#### Task:
Reproduce the records verbatim, starting at their very first line and ending at the line that contains "vendedor-group-label: Vendedor: [10, 340, 47, 350]", including both ends.

#### Entries shown:
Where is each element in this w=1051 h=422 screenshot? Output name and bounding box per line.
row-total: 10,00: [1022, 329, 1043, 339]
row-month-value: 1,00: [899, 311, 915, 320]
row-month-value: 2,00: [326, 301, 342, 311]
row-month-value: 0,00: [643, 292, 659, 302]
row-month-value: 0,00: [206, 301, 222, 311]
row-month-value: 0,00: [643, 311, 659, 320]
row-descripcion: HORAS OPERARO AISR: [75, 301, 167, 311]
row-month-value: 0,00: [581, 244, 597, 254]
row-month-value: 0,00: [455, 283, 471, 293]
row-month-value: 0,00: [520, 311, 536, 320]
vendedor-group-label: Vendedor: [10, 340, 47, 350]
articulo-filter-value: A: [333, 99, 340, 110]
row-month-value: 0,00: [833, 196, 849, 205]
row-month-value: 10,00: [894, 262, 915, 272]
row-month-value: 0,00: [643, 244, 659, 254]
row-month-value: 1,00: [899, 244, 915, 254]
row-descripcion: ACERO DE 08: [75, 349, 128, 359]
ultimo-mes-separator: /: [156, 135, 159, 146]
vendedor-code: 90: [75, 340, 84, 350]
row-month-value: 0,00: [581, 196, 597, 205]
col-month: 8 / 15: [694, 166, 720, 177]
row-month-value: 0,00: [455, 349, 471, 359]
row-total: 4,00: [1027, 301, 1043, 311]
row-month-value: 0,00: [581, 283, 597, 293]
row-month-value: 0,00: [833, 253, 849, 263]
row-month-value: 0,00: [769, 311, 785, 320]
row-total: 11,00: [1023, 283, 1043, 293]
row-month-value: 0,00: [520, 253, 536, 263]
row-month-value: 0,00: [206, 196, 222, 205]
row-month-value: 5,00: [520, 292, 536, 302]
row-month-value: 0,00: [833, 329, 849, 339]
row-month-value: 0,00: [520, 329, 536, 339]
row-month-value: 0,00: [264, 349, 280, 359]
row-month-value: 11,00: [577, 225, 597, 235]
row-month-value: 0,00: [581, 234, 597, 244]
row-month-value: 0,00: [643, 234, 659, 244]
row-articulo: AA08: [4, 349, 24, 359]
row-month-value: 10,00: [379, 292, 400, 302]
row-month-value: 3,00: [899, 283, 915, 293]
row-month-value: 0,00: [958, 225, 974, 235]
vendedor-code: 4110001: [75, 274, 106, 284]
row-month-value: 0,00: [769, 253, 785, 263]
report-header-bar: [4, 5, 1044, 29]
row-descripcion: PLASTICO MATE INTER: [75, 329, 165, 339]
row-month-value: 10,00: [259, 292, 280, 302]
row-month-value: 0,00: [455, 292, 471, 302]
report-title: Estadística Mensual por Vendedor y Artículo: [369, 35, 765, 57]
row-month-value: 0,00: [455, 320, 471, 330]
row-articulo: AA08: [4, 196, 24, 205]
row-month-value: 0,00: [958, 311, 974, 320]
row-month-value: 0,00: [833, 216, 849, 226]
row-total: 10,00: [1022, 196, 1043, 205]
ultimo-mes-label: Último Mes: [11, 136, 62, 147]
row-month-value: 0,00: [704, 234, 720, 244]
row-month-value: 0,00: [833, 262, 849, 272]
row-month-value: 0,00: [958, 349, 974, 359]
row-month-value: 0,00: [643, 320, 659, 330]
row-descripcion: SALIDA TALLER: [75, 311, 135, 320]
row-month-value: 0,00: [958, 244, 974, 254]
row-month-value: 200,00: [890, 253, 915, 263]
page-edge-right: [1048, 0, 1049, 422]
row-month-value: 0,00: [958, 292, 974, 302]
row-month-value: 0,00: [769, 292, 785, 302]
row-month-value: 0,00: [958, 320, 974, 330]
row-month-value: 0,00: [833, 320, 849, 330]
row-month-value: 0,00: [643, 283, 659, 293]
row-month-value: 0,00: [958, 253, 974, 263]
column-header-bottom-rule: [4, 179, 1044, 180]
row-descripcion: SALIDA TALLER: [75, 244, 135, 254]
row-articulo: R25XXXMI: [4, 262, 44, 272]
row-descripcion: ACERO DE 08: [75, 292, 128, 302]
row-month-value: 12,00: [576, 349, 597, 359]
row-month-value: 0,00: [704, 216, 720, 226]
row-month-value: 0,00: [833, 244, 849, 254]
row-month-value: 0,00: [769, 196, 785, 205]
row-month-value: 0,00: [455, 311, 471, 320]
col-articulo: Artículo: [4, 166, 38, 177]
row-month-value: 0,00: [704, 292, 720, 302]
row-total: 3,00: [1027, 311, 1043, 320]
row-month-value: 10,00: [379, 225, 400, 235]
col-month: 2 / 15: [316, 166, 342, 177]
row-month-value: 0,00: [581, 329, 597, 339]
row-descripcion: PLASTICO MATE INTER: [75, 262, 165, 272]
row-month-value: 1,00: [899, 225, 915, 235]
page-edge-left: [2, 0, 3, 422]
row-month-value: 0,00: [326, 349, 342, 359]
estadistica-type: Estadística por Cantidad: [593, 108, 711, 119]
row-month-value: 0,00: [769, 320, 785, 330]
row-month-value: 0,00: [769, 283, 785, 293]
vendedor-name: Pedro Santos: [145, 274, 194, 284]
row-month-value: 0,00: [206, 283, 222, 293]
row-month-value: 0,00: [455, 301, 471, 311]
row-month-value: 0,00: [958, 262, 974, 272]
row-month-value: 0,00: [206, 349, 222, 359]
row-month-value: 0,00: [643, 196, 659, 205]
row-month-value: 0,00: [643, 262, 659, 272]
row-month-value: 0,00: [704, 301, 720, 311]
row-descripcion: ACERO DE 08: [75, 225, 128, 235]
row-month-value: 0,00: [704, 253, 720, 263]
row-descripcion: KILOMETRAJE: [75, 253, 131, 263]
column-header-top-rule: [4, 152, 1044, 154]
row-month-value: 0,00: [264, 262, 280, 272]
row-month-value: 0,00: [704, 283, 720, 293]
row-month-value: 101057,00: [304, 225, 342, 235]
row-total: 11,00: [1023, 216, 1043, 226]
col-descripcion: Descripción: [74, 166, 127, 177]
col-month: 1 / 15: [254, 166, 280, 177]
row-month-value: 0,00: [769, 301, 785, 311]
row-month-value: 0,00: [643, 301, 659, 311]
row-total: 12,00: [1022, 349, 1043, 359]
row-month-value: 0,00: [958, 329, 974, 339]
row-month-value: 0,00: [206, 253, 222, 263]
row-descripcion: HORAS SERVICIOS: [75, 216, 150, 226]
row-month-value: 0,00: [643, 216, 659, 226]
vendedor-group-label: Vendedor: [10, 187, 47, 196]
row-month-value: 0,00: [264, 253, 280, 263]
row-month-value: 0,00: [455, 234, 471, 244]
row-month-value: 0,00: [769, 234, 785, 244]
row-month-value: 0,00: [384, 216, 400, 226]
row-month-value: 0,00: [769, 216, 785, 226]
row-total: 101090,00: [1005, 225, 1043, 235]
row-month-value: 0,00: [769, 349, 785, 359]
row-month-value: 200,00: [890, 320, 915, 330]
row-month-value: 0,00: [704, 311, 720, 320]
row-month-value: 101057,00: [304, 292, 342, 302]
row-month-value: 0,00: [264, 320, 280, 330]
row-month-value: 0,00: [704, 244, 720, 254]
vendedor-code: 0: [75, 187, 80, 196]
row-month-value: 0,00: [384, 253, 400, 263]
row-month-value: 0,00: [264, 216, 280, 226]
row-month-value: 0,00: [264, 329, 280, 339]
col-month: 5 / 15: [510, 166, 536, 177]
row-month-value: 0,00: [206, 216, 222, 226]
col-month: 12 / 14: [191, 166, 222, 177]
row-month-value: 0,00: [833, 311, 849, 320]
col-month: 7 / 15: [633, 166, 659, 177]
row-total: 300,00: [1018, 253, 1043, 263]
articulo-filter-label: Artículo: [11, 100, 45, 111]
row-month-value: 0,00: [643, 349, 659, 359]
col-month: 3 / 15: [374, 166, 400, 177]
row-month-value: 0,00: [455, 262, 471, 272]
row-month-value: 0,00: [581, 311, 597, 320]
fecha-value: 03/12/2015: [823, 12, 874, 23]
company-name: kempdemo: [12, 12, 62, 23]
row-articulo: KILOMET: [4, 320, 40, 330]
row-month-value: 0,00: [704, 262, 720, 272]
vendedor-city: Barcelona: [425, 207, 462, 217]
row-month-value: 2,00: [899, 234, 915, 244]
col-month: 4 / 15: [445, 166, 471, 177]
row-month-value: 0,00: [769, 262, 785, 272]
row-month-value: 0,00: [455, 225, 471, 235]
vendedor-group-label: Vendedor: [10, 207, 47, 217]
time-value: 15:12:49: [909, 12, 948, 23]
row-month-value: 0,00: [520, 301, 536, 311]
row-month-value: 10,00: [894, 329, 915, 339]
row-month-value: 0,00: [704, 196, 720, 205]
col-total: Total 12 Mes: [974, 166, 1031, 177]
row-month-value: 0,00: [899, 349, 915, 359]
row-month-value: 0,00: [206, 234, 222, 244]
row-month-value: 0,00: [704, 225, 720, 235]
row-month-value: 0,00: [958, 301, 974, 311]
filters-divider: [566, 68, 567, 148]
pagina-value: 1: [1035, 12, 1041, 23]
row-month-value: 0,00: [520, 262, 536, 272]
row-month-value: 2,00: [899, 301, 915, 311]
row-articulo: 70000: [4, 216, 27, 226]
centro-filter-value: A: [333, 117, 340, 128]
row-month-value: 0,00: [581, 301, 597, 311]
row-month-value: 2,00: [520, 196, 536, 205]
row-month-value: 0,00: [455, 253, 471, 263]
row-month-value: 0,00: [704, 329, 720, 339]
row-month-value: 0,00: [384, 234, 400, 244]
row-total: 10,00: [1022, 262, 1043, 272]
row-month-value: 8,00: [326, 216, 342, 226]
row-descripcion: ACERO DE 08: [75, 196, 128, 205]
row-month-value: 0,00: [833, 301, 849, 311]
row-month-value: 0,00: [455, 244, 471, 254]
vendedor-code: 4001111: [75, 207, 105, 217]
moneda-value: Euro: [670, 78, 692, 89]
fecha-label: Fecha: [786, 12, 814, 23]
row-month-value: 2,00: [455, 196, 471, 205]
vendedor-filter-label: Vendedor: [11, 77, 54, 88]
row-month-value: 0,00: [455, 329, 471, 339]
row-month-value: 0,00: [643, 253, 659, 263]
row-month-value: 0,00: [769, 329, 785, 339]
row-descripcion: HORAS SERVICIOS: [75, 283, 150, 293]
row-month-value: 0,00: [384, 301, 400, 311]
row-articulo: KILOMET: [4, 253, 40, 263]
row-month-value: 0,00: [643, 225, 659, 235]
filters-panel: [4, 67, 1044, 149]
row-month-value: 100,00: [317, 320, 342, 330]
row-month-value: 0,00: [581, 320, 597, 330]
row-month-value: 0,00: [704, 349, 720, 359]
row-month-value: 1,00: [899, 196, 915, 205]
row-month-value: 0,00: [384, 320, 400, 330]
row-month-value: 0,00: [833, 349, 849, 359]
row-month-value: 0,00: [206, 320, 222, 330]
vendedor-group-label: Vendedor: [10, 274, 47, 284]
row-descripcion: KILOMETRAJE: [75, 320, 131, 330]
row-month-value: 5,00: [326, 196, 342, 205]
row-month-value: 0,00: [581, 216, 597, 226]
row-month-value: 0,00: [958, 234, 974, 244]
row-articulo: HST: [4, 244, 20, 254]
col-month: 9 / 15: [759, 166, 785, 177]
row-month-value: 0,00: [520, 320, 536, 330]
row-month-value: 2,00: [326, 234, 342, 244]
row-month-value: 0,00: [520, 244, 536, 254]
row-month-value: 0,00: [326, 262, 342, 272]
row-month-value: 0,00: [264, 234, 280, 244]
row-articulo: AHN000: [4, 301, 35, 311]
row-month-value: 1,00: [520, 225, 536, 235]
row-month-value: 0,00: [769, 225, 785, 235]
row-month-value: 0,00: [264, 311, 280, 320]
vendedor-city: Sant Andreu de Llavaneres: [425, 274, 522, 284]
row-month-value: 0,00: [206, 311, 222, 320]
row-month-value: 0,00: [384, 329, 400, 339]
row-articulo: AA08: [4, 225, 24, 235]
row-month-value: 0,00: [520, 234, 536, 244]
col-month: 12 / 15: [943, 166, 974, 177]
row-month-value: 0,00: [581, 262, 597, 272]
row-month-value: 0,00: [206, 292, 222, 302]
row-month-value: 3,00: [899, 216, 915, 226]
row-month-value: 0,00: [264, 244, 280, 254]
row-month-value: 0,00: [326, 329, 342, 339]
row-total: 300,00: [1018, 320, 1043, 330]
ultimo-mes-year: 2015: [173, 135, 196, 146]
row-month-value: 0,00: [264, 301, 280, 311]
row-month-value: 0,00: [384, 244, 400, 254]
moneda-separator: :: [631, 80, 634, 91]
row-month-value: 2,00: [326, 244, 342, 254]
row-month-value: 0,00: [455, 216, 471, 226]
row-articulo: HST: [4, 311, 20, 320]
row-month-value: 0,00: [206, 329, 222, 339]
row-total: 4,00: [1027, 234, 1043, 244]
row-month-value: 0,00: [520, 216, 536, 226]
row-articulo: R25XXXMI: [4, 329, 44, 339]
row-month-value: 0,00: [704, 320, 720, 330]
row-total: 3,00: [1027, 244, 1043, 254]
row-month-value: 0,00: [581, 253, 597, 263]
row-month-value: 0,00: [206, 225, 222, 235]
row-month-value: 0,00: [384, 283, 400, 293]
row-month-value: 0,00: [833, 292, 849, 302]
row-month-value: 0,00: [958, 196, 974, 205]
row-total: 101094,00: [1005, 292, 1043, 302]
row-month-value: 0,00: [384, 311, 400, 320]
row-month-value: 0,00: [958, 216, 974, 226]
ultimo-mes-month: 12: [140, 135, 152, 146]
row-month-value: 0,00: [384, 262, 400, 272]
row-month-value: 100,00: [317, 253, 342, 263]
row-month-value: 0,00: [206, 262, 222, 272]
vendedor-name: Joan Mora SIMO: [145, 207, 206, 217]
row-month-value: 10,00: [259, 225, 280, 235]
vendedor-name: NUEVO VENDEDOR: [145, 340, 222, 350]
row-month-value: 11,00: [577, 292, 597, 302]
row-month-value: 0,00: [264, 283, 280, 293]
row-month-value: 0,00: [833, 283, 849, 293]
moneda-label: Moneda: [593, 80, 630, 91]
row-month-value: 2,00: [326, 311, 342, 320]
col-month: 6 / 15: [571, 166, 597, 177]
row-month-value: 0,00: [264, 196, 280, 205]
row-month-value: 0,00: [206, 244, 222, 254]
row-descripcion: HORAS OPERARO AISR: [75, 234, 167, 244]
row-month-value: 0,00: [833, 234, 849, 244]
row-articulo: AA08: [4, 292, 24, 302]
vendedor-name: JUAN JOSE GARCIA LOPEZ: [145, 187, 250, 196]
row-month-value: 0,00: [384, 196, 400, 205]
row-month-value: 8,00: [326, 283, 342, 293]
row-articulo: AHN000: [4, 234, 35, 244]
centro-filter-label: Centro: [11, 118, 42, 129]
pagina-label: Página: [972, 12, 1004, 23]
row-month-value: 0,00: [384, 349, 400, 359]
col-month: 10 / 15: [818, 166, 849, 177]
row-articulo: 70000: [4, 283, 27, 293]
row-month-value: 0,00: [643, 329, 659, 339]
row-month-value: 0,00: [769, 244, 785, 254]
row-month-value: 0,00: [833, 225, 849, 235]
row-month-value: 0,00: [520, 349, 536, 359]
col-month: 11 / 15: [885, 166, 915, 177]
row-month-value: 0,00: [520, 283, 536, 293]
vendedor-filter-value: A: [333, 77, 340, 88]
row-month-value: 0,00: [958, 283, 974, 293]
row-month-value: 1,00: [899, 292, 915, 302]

#### Answer for this exercise:
Where is each element in this w=1051 h=422 screenshot? Output name and bounding box per line.
row-total: 10,00: [1022, 329, 1043, 339]
row-month-value: 1,00: [899, 311, 915, 320]
row-month-value: 2,00: [326, 301, 342, 311]
row-month-value: 0,00: [643, 292, 659, 302]
row-month-value: 0,00: [206, 301, 222, 311]
row-month-value: 0,00: [643, 311, 659, 320]
row-descripcion: HORAS OPERARO AISR: [75, 301, 167, 311]
row-month-value: 0,00: [581, 244, 597, 254]
row-month-value: 0,00: [455, 283, 471, 293]
row-month-value: 0,00: [520, 311, 536, 320]
vendedor-group-label: Vendedor: [10, 340, 47, 350]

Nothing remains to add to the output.